### YOUR TASK:
Count the lines below that contain the word "difference" and give only that number.

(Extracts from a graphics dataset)
____________________

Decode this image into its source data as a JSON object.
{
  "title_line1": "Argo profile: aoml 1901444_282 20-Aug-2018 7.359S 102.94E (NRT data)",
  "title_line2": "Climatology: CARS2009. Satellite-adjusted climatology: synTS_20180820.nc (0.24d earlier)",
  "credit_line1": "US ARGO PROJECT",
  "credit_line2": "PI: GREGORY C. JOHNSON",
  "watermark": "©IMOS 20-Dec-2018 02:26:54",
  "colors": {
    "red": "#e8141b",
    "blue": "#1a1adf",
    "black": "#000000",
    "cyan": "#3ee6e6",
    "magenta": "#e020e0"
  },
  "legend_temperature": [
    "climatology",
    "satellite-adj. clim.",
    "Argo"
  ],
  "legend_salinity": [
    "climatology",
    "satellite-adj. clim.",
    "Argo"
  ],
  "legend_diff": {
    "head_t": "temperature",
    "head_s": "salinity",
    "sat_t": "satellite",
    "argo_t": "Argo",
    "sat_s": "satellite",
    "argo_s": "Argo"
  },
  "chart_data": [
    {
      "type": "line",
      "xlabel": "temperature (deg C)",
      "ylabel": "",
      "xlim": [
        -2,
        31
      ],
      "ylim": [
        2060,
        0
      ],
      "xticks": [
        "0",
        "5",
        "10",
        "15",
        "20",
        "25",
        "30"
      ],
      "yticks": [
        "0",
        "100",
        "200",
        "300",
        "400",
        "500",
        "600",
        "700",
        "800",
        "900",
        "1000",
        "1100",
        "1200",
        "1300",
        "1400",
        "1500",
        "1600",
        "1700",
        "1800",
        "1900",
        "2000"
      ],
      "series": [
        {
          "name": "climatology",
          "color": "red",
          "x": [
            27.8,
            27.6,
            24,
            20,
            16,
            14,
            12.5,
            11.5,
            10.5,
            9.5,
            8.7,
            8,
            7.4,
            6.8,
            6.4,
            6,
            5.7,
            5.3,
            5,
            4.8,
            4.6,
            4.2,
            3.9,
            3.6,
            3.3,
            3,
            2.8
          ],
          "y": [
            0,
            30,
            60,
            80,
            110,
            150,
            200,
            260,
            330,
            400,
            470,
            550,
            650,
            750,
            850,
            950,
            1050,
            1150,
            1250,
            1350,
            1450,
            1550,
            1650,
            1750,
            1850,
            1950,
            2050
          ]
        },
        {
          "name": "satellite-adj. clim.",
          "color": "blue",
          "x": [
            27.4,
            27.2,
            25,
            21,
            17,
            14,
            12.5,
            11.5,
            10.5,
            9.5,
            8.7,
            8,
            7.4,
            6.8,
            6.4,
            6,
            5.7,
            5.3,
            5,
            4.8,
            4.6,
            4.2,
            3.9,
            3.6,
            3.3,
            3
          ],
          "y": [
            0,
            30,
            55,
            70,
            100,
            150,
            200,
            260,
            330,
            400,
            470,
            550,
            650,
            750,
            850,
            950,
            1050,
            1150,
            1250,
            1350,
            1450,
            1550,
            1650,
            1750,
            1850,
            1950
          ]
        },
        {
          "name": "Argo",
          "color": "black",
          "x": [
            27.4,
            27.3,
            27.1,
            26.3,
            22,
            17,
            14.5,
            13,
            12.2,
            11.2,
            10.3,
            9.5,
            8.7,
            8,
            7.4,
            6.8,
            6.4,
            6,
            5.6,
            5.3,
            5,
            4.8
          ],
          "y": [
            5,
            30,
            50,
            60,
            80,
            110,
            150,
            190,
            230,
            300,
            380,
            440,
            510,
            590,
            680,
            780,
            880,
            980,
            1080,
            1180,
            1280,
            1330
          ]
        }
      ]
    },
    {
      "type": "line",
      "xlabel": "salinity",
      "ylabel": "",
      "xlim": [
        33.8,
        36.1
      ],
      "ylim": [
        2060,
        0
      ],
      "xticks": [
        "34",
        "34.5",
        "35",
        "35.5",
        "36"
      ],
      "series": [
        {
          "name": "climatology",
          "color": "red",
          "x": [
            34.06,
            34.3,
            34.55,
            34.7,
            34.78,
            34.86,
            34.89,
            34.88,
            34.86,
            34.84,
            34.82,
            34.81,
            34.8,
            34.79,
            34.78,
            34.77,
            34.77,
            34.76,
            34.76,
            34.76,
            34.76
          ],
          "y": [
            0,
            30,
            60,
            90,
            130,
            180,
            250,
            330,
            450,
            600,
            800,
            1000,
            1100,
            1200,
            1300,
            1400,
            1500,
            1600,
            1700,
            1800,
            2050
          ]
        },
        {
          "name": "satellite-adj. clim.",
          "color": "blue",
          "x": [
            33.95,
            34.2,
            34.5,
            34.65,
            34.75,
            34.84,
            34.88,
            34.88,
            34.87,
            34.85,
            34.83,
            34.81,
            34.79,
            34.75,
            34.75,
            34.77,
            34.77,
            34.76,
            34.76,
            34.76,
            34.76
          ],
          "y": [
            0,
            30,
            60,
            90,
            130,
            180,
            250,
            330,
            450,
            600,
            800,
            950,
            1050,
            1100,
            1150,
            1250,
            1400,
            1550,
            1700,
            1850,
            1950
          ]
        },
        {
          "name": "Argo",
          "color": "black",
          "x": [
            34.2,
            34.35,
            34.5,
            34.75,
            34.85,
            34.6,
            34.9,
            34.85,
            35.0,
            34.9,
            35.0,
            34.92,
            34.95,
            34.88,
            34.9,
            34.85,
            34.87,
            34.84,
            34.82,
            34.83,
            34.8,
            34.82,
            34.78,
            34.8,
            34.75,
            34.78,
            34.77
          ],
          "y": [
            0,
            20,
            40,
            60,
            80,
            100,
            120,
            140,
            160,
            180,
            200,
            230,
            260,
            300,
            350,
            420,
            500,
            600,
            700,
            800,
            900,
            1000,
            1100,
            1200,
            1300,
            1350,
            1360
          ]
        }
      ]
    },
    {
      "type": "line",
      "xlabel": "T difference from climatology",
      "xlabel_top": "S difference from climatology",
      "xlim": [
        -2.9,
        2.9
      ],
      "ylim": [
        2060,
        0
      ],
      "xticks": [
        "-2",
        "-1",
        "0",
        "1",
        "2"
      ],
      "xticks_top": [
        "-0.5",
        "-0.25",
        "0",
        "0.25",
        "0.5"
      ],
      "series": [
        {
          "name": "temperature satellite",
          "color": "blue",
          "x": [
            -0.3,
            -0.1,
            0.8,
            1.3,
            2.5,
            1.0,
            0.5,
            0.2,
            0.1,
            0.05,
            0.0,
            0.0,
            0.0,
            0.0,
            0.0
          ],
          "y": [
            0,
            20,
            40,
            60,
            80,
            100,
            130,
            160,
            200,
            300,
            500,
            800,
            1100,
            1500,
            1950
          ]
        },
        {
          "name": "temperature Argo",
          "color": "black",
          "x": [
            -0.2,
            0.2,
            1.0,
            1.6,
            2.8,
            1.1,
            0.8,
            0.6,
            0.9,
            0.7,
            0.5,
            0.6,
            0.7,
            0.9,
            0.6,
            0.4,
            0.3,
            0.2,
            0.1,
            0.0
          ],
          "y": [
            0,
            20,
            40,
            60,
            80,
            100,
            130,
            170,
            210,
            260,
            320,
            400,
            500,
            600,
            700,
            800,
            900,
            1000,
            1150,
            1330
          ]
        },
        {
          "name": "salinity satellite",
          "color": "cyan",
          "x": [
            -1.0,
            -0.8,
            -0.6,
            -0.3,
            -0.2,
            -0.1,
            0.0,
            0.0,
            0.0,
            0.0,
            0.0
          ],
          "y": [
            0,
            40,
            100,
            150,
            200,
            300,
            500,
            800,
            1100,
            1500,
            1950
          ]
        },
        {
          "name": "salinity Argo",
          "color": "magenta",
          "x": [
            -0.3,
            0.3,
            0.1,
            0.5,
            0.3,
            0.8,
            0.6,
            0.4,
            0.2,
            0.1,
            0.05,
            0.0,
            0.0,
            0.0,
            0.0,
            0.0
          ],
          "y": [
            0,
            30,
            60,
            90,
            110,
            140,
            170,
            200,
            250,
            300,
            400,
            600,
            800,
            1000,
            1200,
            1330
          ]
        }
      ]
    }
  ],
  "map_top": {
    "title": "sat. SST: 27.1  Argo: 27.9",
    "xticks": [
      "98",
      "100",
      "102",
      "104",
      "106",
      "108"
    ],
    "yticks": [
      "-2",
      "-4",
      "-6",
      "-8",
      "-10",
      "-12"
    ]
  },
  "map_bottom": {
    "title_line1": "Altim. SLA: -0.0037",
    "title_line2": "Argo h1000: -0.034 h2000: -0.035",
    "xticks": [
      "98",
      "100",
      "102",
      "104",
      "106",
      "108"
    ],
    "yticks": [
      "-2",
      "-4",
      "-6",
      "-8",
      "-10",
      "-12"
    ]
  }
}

____________________

### RESPONSE TO THIS TASK:
2